:: SHORT PROBLEM ::
Report the count of lines holding "ylabel" in the records, with no other words.
— START OF PROVIDED DATA —
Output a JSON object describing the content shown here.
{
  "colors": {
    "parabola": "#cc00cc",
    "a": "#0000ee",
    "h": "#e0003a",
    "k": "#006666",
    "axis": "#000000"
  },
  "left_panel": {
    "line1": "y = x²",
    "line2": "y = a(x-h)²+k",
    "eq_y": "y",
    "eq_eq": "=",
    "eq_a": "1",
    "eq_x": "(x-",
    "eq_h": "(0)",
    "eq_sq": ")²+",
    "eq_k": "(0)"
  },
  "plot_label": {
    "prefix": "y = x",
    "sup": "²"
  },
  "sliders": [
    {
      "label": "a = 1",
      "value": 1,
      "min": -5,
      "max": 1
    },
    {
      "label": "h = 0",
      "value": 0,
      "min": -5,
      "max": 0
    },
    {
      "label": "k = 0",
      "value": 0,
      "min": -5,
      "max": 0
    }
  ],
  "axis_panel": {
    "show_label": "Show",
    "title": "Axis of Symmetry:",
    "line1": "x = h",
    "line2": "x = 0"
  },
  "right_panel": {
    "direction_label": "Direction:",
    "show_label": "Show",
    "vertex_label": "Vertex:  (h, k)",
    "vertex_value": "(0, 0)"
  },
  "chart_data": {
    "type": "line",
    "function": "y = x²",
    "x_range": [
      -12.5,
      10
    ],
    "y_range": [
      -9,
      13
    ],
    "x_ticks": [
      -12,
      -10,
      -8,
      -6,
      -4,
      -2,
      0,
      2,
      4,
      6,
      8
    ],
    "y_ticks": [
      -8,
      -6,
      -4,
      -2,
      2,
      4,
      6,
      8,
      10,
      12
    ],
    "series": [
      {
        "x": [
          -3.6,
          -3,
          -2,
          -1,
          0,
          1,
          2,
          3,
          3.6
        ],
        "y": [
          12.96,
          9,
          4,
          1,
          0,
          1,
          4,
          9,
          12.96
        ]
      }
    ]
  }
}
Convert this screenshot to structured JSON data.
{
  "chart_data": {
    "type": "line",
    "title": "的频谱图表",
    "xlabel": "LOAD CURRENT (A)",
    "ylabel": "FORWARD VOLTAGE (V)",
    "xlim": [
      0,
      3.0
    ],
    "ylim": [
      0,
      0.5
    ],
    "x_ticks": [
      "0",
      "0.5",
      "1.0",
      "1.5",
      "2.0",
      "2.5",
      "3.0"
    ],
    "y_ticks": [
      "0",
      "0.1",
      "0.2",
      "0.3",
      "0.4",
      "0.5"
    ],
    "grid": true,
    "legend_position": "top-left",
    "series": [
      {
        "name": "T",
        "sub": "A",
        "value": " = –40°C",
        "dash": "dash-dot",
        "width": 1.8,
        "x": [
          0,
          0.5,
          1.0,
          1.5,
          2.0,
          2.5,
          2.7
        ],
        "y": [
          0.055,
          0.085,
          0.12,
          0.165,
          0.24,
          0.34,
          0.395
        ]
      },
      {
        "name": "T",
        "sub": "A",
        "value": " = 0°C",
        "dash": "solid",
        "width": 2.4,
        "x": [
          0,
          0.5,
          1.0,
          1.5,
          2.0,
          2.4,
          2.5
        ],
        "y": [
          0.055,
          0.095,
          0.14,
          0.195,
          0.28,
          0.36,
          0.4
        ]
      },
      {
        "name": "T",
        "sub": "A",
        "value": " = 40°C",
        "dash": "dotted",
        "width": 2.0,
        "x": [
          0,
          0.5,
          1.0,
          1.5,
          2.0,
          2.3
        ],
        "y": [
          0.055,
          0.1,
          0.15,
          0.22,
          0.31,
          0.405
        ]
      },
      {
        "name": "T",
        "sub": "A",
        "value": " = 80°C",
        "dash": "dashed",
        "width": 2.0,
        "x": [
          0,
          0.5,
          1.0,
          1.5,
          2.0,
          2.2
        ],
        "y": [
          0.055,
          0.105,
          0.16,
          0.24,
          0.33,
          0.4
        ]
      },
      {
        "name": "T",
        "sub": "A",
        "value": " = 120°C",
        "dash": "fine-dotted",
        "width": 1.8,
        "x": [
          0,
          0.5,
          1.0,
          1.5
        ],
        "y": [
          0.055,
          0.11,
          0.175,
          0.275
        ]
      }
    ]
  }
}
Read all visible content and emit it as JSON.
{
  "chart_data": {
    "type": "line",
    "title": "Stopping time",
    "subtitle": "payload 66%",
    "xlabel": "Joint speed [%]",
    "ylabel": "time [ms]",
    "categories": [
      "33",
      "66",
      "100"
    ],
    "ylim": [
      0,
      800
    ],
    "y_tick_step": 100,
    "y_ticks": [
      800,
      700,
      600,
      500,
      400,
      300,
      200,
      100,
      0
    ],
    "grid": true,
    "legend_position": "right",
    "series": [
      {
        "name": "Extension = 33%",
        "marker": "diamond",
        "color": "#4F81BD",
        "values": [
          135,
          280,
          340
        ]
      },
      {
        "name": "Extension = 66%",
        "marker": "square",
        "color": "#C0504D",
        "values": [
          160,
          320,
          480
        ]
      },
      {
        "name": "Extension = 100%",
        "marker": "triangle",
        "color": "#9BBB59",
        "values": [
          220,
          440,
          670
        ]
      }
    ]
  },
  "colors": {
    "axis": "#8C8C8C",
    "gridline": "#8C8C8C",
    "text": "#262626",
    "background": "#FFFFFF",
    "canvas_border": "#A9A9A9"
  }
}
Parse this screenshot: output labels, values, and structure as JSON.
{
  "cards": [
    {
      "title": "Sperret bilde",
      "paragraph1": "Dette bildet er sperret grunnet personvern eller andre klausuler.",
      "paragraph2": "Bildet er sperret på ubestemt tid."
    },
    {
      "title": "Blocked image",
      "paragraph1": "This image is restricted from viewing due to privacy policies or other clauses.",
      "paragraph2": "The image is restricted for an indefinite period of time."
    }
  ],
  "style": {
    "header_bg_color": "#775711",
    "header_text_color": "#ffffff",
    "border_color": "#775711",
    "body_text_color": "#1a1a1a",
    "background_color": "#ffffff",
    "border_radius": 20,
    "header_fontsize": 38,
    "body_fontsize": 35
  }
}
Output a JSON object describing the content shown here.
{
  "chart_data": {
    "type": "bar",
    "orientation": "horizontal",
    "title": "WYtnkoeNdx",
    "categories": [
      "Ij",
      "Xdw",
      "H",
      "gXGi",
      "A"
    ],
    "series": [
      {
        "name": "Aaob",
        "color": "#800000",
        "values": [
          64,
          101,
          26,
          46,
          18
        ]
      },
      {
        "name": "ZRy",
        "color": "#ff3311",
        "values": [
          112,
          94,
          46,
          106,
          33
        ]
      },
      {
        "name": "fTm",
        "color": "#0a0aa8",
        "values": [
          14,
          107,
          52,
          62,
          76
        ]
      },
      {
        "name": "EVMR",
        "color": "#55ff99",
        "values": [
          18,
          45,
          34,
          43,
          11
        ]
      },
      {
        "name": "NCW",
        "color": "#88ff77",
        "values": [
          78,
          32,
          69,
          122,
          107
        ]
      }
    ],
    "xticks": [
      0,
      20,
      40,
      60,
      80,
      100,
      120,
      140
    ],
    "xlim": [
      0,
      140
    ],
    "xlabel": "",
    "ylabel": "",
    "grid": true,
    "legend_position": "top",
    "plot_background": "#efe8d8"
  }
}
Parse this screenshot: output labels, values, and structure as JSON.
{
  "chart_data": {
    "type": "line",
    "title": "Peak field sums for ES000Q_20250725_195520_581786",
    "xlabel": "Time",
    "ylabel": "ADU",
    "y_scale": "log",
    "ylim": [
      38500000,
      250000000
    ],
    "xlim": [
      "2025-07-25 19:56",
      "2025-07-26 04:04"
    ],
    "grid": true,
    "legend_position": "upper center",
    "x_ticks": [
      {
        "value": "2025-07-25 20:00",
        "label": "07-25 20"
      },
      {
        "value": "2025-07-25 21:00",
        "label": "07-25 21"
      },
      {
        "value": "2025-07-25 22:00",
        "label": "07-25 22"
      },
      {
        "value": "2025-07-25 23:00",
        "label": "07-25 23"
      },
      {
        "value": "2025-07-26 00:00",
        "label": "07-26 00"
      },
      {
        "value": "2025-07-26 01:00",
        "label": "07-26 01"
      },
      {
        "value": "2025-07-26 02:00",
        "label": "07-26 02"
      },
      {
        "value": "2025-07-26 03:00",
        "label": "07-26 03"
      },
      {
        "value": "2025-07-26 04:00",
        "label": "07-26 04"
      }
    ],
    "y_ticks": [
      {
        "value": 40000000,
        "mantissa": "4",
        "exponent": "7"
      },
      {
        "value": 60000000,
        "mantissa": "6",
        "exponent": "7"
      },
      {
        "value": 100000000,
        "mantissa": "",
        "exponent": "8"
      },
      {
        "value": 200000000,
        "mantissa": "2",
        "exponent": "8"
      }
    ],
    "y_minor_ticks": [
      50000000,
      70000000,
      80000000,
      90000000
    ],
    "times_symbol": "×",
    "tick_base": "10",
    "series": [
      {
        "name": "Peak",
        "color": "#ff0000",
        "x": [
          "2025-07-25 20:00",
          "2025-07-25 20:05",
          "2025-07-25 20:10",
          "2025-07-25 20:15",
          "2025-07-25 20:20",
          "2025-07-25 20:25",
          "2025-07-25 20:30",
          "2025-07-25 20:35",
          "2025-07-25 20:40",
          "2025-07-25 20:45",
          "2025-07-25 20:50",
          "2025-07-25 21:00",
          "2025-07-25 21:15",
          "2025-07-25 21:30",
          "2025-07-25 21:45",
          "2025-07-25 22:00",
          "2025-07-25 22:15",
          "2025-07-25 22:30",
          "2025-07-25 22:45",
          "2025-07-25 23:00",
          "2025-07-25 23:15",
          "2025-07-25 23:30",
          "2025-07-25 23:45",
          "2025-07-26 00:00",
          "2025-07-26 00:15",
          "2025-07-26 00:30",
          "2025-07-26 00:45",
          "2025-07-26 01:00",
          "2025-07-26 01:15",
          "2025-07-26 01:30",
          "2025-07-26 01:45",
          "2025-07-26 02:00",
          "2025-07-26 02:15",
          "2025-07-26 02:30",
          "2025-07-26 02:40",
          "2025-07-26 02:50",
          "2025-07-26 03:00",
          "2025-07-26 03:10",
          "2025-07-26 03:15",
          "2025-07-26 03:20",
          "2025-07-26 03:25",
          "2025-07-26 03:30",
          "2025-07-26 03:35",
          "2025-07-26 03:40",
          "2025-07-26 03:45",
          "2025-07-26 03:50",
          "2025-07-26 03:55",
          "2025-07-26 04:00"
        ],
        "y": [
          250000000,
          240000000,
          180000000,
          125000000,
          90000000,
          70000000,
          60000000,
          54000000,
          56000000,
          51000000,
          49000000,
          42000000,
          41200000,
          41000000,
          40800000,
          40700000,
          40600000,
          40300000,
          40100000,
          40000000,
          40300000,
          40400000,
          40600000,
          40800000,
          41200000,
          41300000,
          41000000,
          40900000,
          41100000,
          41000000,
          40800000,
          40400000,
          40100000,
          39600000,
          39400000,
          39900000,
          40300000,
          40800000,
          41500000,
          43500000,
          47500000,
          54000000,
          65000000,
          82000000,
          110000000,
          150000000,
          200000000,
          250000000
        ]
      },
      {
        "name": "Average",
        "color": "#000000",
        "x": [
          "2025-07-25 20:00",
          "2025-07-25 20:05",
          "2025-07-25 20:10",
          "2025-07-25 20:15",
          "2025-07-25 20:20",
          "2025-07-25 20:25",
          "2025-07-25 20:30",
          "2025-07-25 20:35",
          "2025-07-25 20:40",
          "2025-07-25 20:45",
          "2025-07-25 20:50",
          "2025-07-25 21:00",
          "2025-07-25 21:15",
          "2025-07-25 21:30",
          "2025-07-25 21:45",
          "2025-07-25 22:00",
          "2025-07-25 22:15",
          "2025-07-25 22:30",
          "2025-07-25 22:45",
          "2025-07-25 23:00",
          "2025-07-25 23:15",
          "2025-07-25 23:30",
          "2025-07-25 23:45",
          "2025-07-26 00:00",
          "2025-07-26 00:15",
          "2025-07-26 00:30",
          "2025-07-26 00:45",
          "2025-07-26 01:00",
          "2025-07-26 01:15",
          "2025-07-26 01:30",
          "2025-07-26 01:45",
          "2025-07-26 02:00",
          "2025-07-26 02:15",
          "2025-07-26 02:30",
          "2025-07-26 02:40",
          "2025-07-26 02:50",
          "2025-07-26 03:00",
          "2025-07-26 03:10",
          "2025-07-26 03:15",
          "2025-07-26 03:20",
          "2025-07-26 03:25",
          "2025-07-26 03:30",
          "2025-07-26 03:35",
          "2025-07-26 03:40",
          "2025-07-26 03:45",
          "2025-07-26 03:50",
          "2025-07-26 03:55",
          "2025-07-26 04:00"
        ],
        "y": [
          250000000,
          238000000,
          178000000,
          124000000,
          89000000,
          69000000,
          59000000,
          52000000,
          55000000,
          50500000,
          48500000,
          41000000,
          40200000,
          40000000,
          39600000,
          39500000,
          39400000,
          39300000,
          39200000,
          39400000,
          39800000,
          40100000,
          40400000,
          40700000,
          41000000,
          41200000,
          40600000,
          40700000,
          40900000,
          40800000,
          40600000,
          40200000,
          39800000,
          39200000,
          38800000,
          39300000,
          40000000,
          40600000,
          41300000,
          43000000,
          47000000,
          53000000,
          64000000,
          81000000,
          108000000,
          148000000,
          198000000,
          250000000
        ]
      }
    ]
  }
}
— END OF PROVIDED DATA —
:: WRITTEN REPLY ::
4